_Description of the task:_
Word for word, transcribe the lines below and drop the pictures.
──────
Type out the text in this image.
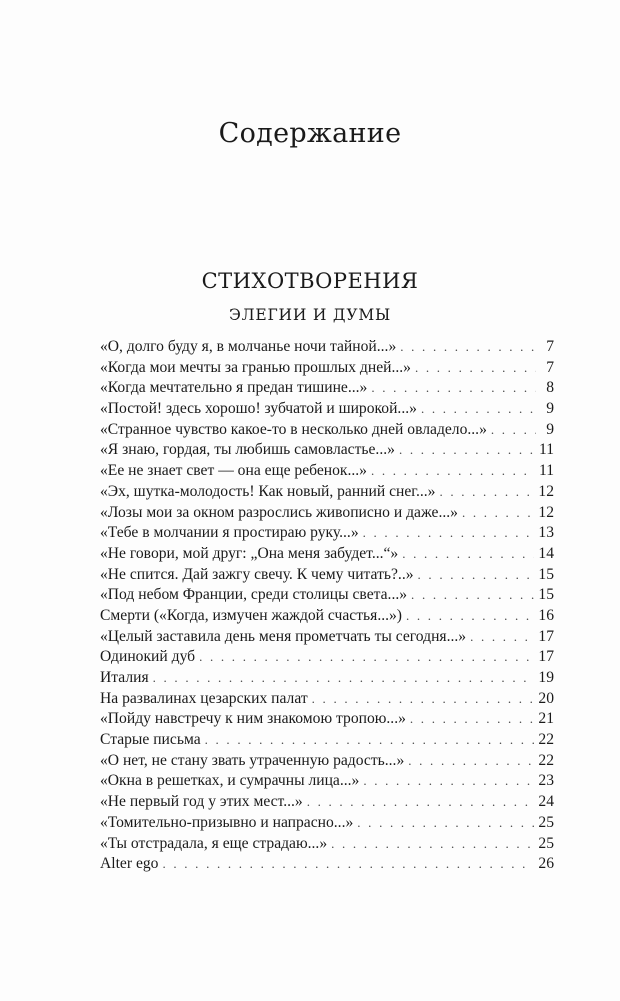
Содержание
СТИХОТВОРЕНИЯ
ЭЛЕГИИ И ДУМЫ
«О, долго буду я, в молчанье ночи тайной...» . . .	7
«Когда мои мечты за гранью прошлых дней...» . . .	7
«Когда мечтательно я предан тишине...» . . .	8
«Постой! здесь хорошо! зубчатой и широкой...» . . .	9
«Странное чувство какое-то в несколько дней овладело...» . . .	9
«Я знаю, гордая, ты любишь самовластье...» . . .	11
«Ее не знает свет — она еще ребенок...» . . .	11
«Эх, шутка-молодость! Как новый, ранний снег...» . . .	12
«Лозы мои за окном разрослись живописно и даже...» . . .	12
«Тебе в молчании я простираю руку...» . . .	13
«Не говори, мой друг: „Она меня забудет...“» . . .	14
«Не спится. Дай зажгу свечу. К чему читать?..» . . .	15
«Под небом Франции, среди столицы света...» . . .	15
Смерти («Когда, измучен жаждой счастья...») . . .	16
«Целый заставила день меня прометчать ты сегодня...» . . .	17
Одинокий дуб . . .	17
Италия . . .	19
На развалинах цезарских палат . . .	20
«Пойду навстречу к ним знакомою тропою...» . . .	21
Старые письма . . .	22
«О нет, не стану звать утраченную радость...» . . .	22
«Окна в решетках, и сумрачны лица...» . . .	23
«Не первый год у этих мест...» . . .	24
«Томительно-призывно и напрасно...» . . .	25
«Ты отстрадала, я еще страдаю...» . . .	25
Alter ego . . .	26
──────
_Output of the exercise:_
Type out the text in this image.
Содержание
СТИХОТВОРЕНИЯ
ЭЛЕГИИ И ДУМЫ
«О, долго буду я, в молчанье ночи тайной...» . . .	7
«Когда мои мечты за гранью прошлых дней...» . . .	7
«Когда мечтательно я предан тишине...» . . .	8
«Постой! здесь хорошо! зубчатой и широкой...» . . .	9
«Странное чувство какое-то в несколько дней овладело...» . . .	9
«Я знаю, гордая, ты любишь самовластье...» . . .	11
«Ее не знает свет — она еще ребенок...» . . .	11
«Эх, шутка-молодость! Как новый, ранний снег...» . . .	12
«Лозы мои за окном разрослись живописно и даже...» . . .	12
«Тебе в молчании я простираю руку...» . . .	13
«Не говори, мой друг: „Она меня забудет...“» . . .	14
«Не спится. Дай зажгу свечу. К чему читать?..» . . .	15
«Под небом Франции, среди столицы света...» . . .	15
Смерти («Когда, измучен жаждой счастья...») . . .	16
«Целый заставила день меня прометчать ты сегодня...» . . .	17
Одинокий дуб . . .	17
Италия . . .	19
На развалинах цезарских палат . . .	20
«Пойду навстречу к ним знакомою тропою...» . . .	21
Старые письма . . .	22
«О нет, не стану звать утраченную радость...» . . .	22
«Окна в решетках, и сумрачны лица...» . . .	23
«Не первый год у этих мест...» . . .	24
«Томительно-призывно и напрасно...» . . .	25
«Ты отстрадала, я еще страдаю...» . . .	25
Alter ego . . .	26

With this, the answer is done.